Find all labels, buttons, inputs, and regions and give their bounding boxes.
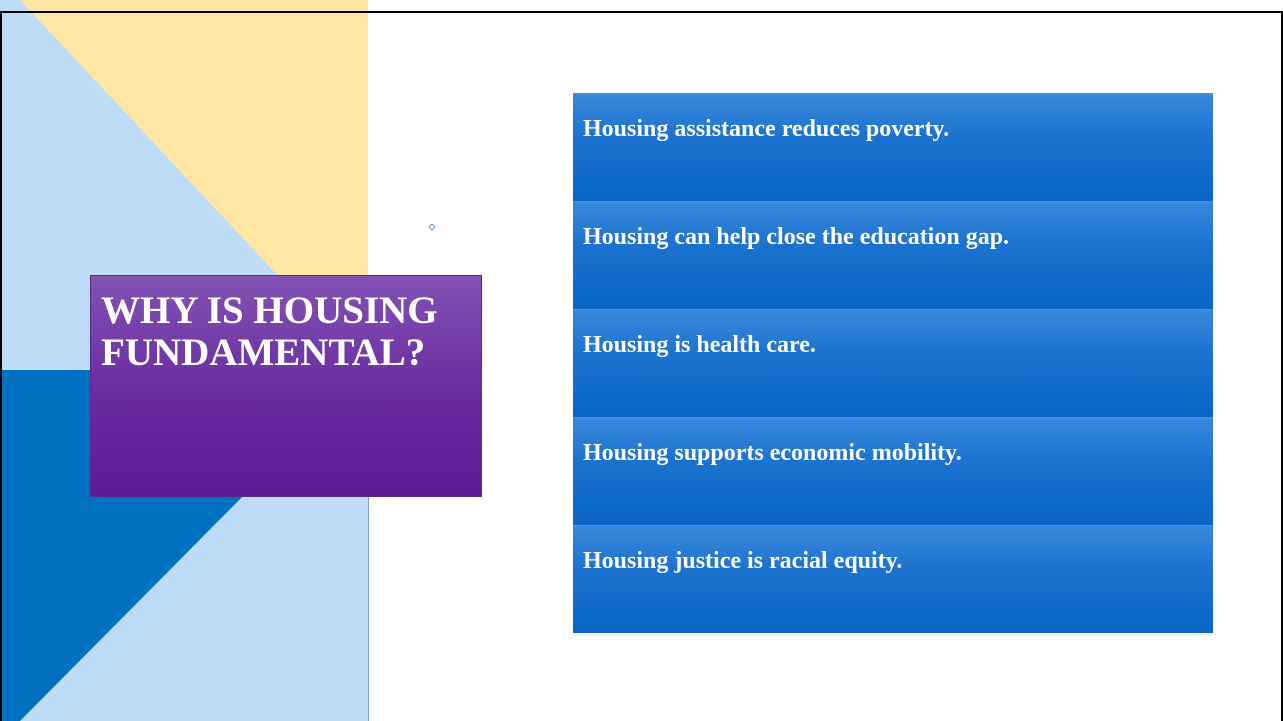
item: Housing assistance reduces poverty.: [573, 93, 1213, 201]
title-box: WHY IS HOUSING FUNDAMENTAL?: [90, 275, 482, 497]
dot: [429, 224, 435, 230]
title: WHY IS HOUSING FUNDAMENTAL?: [101, 289, 438, 374]
item: Housing is health care.: [573, 309, 1213, 417]
item: Housing justice is racial equity.: [573, 525, 1213, 633]
item: Housing supports economic mobility.: [573, 417, 1213, 525]
item: Housing can help close the education gap…: [573, 201, 1213, 309]
item-list: Housing assistance reduces poverty. Housi…: [573, 93, 1213, 633]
• • •
=== Short task ===
Output the lines above verbatim, omitting the picture.

=== Exercise response ===
Find all labels, buttons, inputs, and regions and give their bounding boxes.
item: Housing assistance reduces poverty.: [573, 93, 1213, 201]
title-box: WHY IS HOUSING FUNDAMENTAL?: [90, 275, 482, 497]
dot: [429, 224, 435, 230]
title: WHY IS HOUSING FUNDAMENTAL?: [101, 289, 438, 374]
item: Housing is health care.: [573, 309, 1213, 417]
item: Housing justice is racial equity.: [573, 525, 1213, 633]
item: Housing supports economic mobility.: [573, 417, 1213, 525]
item: Housing can help close the education gap…: [573, 201, 1213, 309]
item-list: Housing assistance reduces poverty. Housi…: [573, 93, 1213, 633]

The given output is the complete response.